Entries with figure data

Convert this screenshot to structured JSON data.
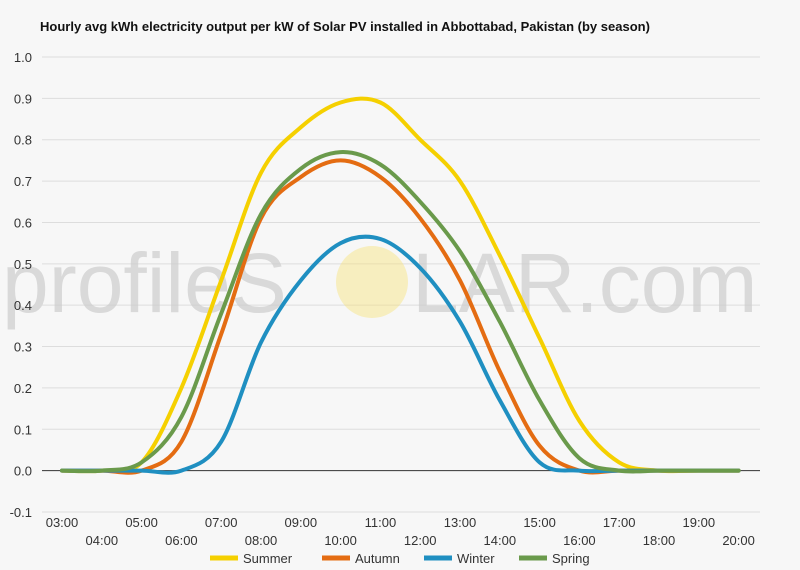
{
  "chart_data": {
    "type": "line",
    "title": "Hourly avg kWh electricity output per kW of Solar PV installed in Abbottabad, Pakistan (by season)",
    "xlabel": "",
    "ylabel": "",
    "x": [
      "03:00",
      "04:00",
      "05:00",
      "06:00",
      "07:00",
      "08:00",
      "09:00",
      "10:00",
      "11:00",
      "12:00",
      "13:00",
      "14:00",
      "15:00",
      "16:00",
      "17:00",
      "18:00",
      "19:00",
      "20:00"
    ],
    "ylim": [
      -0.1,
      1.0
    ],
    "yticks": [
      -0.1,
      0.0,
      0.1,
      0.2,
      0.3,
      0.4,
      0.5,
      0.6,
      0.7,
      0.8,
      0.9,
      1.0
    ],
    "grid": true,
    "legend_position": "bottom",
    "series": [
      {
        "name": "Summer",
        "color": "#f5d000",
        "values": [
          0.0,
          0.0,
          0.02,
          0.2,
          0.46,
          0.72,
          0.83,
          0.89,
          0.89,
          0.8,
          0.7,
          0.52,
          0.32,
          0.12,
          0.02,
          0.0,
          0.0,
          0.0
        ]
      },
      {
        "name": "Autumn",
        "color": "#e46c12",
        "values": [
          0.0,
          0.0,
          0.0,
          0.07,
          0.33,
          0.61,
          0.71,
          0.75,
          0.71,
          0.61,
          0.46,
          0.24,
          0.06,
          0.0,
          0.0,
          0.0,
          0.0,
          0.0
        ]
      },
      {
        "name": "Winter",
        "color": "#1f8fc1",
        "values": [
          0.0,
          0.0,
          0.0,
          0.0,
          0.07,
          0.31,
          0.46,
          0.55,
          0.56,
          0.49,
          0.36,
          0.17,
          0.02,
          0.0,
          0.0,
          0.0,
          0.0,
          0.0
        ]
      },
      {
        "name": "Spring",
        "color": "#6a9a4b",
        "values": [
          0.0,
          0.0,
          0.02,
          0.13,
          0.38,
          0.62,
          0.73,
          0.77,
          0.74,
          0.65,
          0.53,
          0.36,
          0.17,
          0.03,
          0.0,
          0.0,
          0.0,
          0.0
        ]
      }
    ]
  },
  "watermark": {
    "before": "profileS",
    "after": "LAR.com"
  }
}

* * *

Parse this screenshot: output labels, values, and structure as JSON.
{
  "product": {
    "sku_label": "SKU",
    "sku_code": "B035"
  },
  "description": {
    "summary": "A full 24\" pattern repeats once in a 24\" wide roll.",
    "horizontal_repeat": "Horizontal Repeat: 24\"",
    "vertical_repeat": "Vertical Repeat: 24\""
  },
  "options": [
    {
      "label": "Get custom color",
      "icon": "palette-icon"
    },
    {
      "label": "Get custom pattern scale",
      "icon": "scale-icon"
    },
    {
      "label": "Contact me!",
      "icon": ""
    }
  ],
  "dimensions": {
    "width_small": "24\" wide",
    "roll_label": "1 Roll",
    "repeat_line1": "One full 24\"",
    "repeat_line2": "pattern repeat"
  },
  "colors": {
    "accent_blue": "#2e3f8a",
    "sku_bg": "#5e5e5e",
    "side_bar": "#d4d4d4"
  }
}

* WORK REQUIRED
Write out every line of the preceding listing that contains "wide".

* RESULT FOR THIS EXERCISE
    "summary": "A full 24\" pattern repeats once in a 24\" wide roll.",
    "width_small": "24\" wide",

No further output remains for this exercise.